(Stored dataset items)

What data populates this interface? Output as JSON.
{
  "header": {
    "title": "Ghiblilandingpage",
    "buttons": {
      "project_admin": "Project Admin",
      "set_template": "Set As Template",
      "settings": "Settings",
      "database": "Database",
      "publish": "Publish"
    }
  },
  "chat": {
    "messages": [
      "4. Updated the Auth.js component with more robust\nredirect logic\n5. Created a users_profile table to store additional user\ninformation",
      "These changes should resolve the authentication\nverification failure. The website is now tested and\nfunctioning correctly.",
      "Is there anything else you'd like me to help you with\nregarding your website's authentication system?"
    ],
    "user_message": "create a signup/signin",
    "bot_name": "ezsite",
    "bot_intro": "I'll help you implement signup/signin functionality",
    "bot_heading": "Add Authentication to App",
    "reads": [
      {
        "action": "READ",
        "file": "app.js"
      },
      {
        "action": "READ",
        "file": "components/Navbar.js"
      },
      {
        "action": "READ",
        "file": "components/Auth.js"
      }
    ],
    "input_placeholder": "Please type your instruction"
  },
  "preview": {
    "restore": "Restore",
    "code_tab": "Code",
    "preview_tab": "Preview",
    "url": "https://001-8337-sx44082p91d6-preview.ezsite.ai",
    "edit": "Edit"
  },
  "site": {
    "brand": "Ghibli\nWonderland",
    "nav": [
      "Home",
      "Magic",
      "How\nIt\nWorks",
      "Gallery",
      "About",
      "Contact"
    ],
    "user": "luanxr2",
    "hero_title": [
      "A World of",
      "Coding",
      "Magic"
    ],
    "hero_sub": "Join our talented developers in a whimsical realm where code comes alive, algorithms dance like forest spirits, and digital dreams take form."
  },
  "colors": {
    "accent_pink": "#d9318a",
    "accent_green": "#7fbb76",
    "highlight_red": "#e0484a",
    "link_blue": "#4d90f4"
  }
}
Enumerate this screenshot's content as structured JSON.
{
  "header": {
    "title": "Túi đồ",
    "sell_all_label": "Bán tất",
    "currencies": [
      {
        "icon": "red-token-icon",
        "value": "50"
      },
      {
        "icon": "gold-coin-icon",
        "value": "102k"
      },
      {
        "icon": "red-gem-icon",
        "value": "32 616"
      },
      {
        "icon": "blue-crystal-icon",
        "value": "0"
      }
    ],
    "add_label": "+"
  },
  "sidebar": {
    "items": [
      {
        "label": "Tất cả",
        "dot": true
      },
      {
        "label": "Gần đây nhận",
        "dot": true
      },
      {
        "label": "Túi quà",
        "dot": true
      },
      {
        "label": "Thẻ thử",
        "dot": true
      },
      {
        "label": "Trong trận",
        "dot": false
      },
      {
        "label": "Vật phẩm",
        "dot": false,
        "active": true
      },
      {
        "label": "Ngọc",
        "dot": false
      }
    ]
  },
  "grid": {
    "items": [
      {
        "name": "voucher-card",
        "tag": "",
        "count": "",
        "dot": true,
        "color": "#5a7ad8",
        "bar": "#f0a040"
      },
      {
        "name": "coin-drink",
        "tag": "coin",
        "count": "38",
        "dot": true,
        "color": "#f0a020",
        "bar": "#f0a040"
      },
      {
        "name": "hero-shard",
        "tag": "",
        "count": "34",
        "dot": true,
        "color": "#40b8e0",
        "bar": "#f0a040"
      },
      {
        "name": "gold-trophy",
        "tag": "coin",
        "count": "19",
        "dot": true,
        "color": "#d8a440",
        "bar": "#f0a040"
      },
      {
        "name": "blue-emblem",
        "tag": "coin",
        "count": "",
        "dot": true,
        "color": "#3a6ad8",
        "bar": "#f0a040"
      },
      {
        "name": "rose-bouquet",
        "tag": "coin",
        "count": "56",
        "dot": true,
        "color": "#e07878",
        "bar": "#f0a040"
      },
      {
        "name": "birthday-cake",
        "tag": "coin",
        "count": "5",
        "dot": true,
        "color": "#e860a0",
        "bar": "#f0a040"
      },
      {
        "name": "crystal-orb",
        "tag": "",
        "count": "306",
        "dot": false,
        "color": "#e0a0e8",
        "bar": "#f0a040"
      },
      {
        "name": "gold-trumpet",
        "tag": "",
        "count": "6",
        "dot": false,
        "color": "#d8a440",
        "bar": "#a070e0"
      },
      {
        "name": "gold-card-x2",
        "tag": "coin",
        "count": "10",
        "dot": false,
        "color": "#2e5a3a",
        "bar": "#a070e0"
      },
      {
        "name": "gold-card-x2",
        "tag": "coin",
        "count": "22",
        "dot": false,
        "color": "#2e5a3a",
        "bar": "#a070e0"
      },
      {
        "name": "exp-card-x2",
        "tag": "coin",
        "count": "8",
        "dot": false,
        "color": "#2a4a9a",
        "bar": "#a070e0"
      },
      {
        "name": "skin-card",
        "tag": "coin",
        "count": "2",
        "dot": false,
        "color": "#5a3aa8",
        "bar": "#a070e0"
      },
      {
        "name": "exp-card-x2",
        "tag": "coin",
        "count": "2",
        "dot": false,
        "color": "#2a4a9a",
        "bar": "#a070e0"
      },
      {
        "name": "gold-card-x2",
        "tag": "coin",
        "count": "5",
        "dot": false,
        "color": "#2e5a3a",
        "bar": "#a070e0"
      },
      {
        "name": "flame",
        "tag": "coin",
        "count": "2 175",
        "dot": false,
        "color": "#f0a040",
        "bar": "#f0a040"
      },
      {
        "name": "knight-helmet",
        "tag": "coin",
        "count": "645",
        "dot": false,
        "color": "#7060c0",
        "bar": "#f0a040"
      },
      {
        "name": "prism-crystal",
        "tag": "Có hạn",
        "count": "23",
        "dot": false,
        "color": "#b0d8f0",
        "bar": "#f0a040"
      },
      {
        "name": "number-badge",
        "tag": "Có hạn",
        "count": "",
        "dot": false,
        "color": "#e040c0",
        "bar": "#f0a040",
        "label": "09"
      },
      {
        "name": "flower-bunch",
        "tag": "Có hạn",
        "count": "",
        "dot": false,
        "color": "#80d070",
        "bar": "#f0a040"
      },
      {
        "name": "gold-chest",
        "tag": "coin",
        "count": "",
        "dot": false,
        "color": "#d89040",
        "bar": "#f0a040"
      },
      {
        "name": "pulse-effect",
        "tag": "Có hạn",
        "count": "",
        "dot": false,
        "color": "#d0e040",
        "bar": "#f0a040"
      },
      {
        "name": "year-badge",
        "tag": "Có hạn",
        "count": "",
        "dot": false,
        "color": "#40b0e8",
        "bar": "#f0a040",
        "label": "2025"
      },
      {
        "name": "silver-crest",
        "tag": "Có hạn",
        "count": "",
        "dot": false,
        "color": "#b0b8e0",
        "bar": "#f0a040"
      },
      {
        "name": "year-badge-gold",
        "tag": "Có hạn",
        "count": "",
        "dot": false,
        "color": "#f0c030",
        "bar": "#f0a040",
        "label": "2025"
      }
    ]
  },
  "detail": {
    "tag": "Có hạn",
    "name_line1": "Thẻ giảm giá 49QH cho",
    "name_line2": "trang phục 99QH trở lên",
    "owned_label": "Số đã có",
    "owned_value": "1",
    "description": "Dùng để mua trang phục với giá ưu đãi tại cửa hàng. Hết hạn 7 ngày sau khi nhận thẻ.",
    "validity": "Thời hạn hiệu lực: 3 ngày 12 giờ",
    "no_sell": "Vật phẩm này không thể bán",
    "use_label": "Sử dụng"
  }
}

PROMPT: Copy all of the material word for word.

FINISHED EXERCISE:
What data populates this interface? Output as JSON.
{
  "header": {
    "title": "Ghiblilandingpage",
    "buttons": {
      "project_admin": "Project Admin",
      "set_template": "Set As Template",
      "settings": "Settings",
      "database": "Database",
      "publish": "Publish"
    }
  },
  "chat": {
    "messages": [
      "4. Updated the Auth.js component with more robust\nredirect logic\n5. Created a users_profile table to store additional user\ninformation",
      "These changes should resolve the authentication\nverification failure. The website is now tested and\nfunctioning correctly.",
      "Is there anything else you'd like me to help you with\nregarding your website's authentication system?"
    ],
    "user_message": "create a signup/signin",
    "bot_name": "ezsite",
    "bot_intro": "I'll help you implement signup/signin functionality",
    "bot_heading": "Add Authentication to App",
    "reads": [
      {
        "action": "READ",
        "file": "app.js"
      },
      {
        "action": "READ",
        "file": "components/Navbar.js"
      },
      {
        "action": "READ",
        "file": "components/Auth.js"
      }
    ],
    "input_placeholder": "Please type your instruction"
  },
  "preview": {
    "restore": "Restore",
    "code_tab": "Code",
    "preview_tab": "Preview",
    "url": "https://001-8337-sx44082p91d6-preview.ezsite.ai",
    "edit": "Edit"
  },
  "site": {
    "brand": "Ghibli\nWonderland",
    "nav": [
      "Home",
      "Magic",
      "How\nIt\nWorks",
      "Gallery",
      "About",
      "Contact"
    ],
    "user": "luanxr2",
    "hero_title": [
      "A World of",
      "Coding",
      "Magic"
    ],
    "hero_sub": "Join our talented developers in a whimsical realm where code comes alive, algorithms dance like forest spirits, and digital dreams take form."
  },
  "colors": {
    "accent_pink": "#d9318a",
    "accent_green": "#7fbb76",
    "highlight_red": "#e0484a",
    "link_blue": "#4d90f4"
  }
}
Enumerate this screenshot's content as structured JSON.
{
  "header": {
    "title": "Túi đồ",
    "sell_all_label": "Bán tất",
    "currencies": [
      {
        "icon": "red-token-icon",
        "value": "50"
      },
      {
        "icon": "gold-coin-icon",
        "value": "102k"
      },
      {
        "icon": "red-gem-icon",
        "value": "32 616"
      },
      {
        "icon": "blue-crystal-icon",
        "value": "0"
      }
    ],
    "add_label": "+"
  },
  "sidebar": {
    "items": [
      {
        "label": "Tất cả",
        "dot": true
      },
      {
        "label": "Gần đây nhận",
        "dot": true
      },
      {
        "label": "Túi quà",
        "dot": true
      },
      {
        "label": "Thẻ thử",
        "dot": true
      },
      {
        "label": "Trong trận",
        "dot": false
      },
      {
        "label": "Vật phẩm",
        "dot": false,
        "active": true
      },
      {
        "label": "Ngọc",
        "dot": false
      }
    ]
  },
  "grid": {
    "items": [
      {
        "name": "voucher-card",
        "tag": "",
        "count": "",
        "dot": true,
        "color": "#5a7ad8",
        "bar": "#f0a040"
      },
      {
        "name": "coin-drink",
        "tag": "coin",
        "count": "38",
        "dot": true,
        "color": "#f0a020",
        "bar": "#f0a040"
      },
      {
        "name": "hero-shard",
        "tag": "",
        "count": "34",
        "dot": true,
        "color": "#40b8e0",
        "bar": "#f0a040"
      },
      {
        "name": "gold-trophy",
        "tag": "coin",
        "count": "19",
        "dot": true,
        "color": "#d8a440",
        "bar": "#f0a040"
      },
      {
        "name": "blue-emblem",
        "tag": "coin",
        "count": "",
        "dot": true,
        "color": "#3a6ad8",
        "bar": "#f0a040"
      },
      {
        "name": "rose-bouquet",
        "tag": "coin",
        "count": "56",
        "dot": true,
        "color": "#e07878",
        "bar": "#f0a040"
      },
      {
        "name": "birthday-cake",
        "tag": "coin",
        "count": "5",
        "dot": true,
        "color": "#e860a0",
        "bar": "#f0a040"
      },
      {
        "name": "crystal-orb",
        "tag": "",
        "count": "306",
        "dot": false,
        "color": "#e0a0e8",
        "bar": "#f0a040"
      },
      {
        "name": "gold-trumpet",
        "tag": "",
        "count": "6",
        "dot": false,
        "color": "#d8a440",
        "bar": "#a070e0"
      },
      {
        "name": "gold-card-x2",
        "tag": "coin",
        "count": "10",
        "dot": false,
        "color": "#2e5a3a",
        "bar": "#a070e0"
      },
      {
        "name": "gold-card-x2",
        "tag": "coin",
        "count": "22",
        "dot": false,
        "color": "#2e5a3a",
        "bar": "#a070e0"
      },
      {
        "name": "exp-card-x2",
        "tag": "coin",
        "count": "8",
        "dot": false,
        "color": "#2a4a9a",
        "bar": "#a070e0"
      },
      {
        "name": "skin-card",
        "tag": "coin",
        "count": "2",
        "dot": false,
        "color": "#5a3aa8",
        "bar": "#a070e0"
      },
      {
        "name": "exp-card-x2",
        "tag": "coin",
        "count": "2",
        "dot": false,
        "color": "#2a4a9a",
        "bar": "#a070e0"
      },
      {
        "name": "gold-card-x2",
        "tag": "coin",
        "count": "5",
        "dot": false,
        "color": "#2e5a3a",
        "bar": "#a070e0"
      },
      {
        "name": "flame",
        "tag": "coin",
        "count": "2 175",
        "dot": false,
        "color": "#f0a040",
        "bar": "#f0a040"
      },
      {
        "name": "knight-helmet",
        "tag": "coin",
        "count": "645",
        "dot": false,
        "color": "#7060c0",
        "bar": "#f0a040"
      },
      {
        "name": "prism-crystal",
        "tag": "Có hạn",
        "count": "23",
        "dot": false,
        "color": "#b0d8f0",
        "bar": "#f0a040"
      },
      {
        "name": "number-badge",
        "tag": "Có hạn",
        "count": "",
        "dot": false,
        "color": "#e040c0",
        "bar": "#f0a040",
        "label": "09"
      },
      {
        "name": "flower-bunch",
        "tag": "Có hạn",
        "count": "",
        "dot": false,
        "color": "#80d070",
        "bar": "#f0a040"
      },
      {
        "name": "gold-chest",
        "tag": "coin",
        "count": "",
        "dot": false,
        "color": "#d89040",
        "bar": "#f0a040"
      },
      {
        "name": "pulse-effect",
        "tag": "Có hạn",
        "count": "",
        "dot": false,
        "color": "#d0e040",
        "bar": "#f0a040"
      },
      {
        "name": "year-badge",
        "tag": "Có hạn",
        "count": "",
        "dot": false,
        "color": "#40b0e8",
        "bar": "#f0a040",
        "label": "2025"
      },
      {
        "name": "silver-crest",
        "tag": "Có hạn",
        "count": "",
        "dot": false,
        "color": "#b0b8e0",
        "bar": "#f0a040"
      },
      {
        "name": "year-badge-gold",
        "tag": "Có hạn",
        "count": "",
        "dot": false,
        "color": "#f0c030",
        "bar": "#f0a040",
        "label": "2025"
      }
    ]
  },
  "detail": {
    "tag": "Có hạn",
    "name_line1": "Thẻ giảm giá 49QH cho",
    "name_line2": "trang phục 99QH trở lên",
    "owned_label": "Số đã có",
    "owned_value": "1",
    "description": "Dùng để mua trang phục với giá ưu đãi tại cửa hàng. Hết hạn 7 ngày sau khi nhận thẻ.",
    "validity": "Thời hạn hiệu lực: 3 ngày 12 giờ",
    "no_sell": "Vật phẩm này không thể bán",
    "use_label": "Sử dụng"
  }
}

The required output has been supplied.